Data listing

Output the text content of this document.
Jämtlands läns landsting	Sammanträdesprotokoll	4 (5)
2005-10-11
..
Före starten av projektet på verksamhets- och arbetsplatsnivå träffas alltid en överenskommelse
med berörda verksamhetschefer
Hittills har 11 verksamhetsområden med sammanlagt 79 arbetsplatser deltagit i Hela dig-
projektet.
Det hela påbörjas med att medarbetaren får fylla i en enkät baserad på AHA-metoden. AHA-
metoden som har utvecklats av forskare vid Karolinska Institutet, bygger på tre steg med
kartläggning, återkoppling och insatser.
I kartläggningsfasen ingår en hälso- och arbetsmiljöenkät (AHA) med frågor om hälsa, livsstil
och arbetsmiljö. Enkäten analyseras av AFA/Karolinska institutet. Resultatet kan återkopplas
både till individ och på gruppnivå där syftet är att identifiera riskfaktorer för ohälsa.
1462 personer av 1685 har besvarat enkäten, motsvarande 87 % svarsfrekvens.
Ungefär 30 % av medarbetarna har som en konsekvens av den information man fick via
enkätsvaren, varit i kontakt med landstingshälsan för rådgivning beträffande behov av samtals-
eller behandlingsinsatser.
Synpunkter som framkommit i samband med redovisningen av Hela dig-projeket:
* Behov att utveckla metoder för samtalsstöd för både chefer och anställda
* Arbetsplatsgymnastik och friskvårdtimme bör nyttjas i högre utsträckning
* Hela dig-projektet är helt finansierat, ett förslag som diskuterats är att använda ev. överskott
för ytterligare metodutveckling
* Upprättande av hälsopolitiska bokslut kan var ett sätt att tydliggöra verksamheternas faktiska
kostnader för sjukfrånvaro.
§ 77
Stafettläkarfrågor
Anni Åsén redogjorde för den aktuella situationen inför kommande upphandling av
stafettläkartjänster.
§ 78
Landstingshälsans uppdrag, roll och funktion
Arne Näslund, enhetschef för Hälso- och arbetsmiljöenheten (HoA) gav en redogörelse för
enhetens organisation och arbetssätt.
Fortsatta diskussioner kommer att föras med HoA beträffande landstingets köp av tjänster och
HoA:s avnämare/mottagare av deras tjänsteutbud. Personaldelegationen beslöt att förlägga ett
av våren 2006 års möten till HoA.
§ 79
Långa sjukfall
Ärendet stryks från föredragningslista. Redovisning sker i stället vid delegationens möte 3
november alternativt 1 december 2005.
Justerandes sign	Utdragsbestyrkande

▶ **AIM OF THE TASK**
State how many lines in the records above contain the word "projektet", giving only the number.

▶ **COMPLETED EXERCISE**
3